What to produce |
Restate, word for word, all of the material shown below.

■ ■ ■ ■ ■

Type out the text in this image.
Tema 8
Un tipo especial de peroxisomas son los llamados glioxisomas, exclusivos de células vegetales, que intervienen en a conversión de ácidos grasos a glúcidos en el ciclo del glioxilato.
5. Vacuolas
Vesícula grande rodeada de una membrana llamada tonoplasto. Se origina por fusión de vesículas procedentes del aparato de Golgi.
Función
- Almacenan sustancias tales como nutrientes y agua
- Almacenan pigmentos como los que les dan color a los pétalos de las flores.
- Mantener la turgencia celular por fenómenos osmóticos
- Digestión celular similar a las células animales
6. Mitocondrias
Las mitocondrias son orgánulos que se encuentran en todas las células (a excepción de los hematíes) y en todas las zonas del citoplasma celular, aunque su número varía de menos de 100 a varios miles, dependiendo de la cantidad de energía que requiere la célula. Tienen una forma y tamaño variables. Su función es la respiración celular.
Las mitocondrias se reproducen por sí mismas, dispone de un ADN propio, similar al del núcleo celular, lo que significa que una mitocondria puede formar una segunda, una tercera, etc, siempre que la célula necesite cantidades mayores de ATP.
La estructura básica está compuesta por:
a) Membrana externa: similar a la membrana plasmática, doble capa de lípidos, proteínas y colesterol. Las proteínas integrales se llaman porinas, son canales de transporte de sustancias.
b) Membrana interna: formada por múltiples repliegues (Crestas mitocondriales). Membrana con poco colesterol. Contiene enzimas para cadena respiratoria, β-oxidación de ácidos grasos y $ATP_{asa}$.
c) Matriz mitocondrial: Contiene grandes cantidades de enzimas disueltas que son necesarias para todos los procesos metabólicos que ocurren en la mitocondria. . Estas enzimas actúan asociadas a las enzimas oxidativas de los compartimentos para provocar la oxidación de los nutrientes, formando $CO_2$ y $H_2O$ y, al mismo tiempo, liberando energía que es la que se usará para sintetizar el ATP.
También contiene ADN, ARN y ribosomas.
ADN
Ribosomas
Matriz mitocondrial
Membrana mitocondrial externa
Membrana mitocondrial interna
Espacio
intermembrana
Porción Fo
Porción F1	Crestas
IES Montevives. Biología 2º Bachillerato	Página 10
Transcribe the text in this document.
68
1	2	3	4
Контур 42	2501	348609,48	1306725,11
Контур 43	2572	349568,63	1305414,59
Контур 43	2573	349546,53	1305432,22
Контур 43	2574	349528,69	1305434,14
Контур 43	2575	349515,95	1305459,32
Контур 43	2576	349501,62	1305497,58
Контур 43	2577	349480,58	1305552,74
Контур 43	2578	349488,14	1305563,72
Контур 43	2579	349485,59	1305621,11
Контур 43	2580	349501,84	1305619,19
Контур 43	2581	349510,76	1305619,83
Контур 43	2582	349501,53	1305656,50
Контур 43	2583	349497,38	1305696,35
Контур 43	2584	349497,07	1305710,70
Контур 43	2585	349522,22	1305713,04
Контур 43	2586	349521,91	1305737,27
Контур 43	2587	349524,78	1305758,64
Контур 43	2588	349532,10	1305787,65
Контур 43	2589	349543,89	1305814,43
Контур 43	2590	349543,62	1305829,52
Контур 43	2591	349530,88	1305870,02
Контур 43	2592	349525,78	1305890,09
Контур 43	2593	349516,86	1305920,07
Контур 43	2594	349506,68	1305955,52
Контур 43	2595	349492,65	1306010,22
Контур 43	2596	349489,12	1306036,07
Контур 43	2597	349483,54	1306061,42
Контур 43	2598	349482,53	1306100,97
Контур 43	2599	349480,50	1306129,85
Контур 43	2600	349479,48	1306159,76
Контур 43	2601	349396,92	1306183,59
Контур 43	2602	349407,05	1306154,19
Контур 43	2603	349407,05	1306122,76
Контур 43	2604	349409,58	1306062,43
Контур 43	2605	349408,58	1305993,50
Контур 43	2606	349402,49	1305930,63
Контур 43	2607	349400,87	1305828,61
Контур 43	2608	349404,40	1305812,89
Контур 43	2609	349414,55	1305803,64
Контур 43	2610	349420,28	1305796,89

■ ■ ■ ■ ■

Written solution |
Type out the text in this image.
Tema 8
Un tipo especial de peroxisomas son los llamados glioxisomas, exclusivos de células vegetales, que intervienen en a conversión de ácidos grasos a glúcidos en el ciclo del glioxilato.
5. Vacuolas
Vesícula grande rodeada de una membrana llamada tonoplasto. Se origina por fusión de vesículas procedentes del aparato de Golgi.
Función
- Almacenan sustancias tales como nutrientes y agua
- Almacenan pigmentos como los que les dan color a los pétalos de las flores.
- Mantener la turgencia celular por fenómenos osmóticos
- Digestión celular similar a las células animales
6. Mitocondrias
Las mitocondrias son orgánulos que se encuentran en todas las células (a excepción de los hematíes) y en todas las zonas del citoplasma celular, aunque su número varía de menos de 100 a varios miles, dependiendo de la cantidad de energía que requiere la célula. Tienen una forma y tamaño variables. Su función es la respiración celular.
Las mitocondrias se reproducen por sí mismas, dispone de un ADN propio, similar al del núcleo celular, lo que significa que una mitocondria puede formar una segunda, una tercera, etc, siempre que la célula necesite cantidades mayores de ATP.
La estructura básica está compuesta por:
a) Membrana externa: similar a la membrana plasmática, doble capa de lípidos, proteínas y colesterol. Las proteínas integrales se llaman porinas, son canales de transporte de sustancias.
b) Membrana interna: formada por múltiples repliegues (Crestas mitocondriales). Membrana con poco colesterol. Contiene enzimas para cadena respiratoria, β-oxidación de ácidos grasos y $ATP_{asa}$.
c) Matriz mitocondrial: Contiene grandes cantidades de enzimas disueltas que son necesarias para todos los procesos metabólicos que ocurren en la mitocondria. . Estas enzimas actúan asociadas a las enzimas oxidativas de los compartimentos para provocar la oxidación de los nutrientes, formando $CO_2$ y $H_2O$ y, al mismo tiempo, liberando energía que es la que se usará para sintetizar el ATP.
También contiene ADN, ARN y ribosomas.
ADN
Ribosomas
Matriz mitocondrial
Membrana mitocondrial externa
Membrana mitocondrial interna
Espacio
intermembrana
Porción Fo
Porción F1	Crestas
IES Montevives. Biología 2º Bachillerato	Página 10
Transcribe the text in this document.
68
1	2	3	4
Контур 42	2501	348609,48	1306725,11
Контур 43	2572	349568,63	1305414,59
Контур 43	2573	349546,53	1305432,22
Контур 43	2574	349528,69	1305434,14
Контур 43	2575	349515,95	1305459,32
Контур 43	2576	349501,62	1305497,58
Контур 43	2577	349480,58	1305552,74
Контур 43	2578	349488,14	1305563,72
Контур 43	2579	349485,59	1305621,11
Контур 43	2580	349501,84	1305619,19
Контур 43	2581	349510,76	1305619,83
Контур 43	2582	349501,53	1305656,50
Контур 43	2583	349497,38	1305696,35
Контур 43	2584	349497,07	1305710,70
Контур 43	2585	349522,22	1305713,04
Контур 43	2586	349521,91	1305737,27
Контур 43	2587	349524,78	1305758,64
Контур 43	2588	349532,10	1305787,65
Контур 43	2589	349543,89	1305814,43
Контур 43	2590	349543,62	1305829,52
Контур 43	2591	349530,88	1305870,02
Контур 43	2592	349525,78	1305890,09
Контур 43	2593	349516,86	1305920,07
Контур 43	2594	349506,68	1305955,52
Контур 43	2595	349492,65	1306010,22
Контур 43	2596	349489,12	1306036,07
Контур 43	2597	349483,54	1306061,42
Контур 43	2598	349482,53	1306100,97
Контур 43	2599	349480,50	1306129,85
Контур 43	2600	349479,48	1306159,76
Контур 43	2601	349396,92	1306183,59
Контур 43	2602	349407,05	1306154,19
Контур 43	2603	349407,05	1306122,76
Контур 43	2604	349409,58	1306062,43
Контур 43	2605	349408,58	1305993,50
Контур 43	2606	349402,49	1305930,63
Контур 43	2607	349400,87	1305828,61
Контур 43	2608	349404,40	1305812,89
Контур 43	2609	349414,55	1305803,64
Контур 43	2610	349420,28	1305796,89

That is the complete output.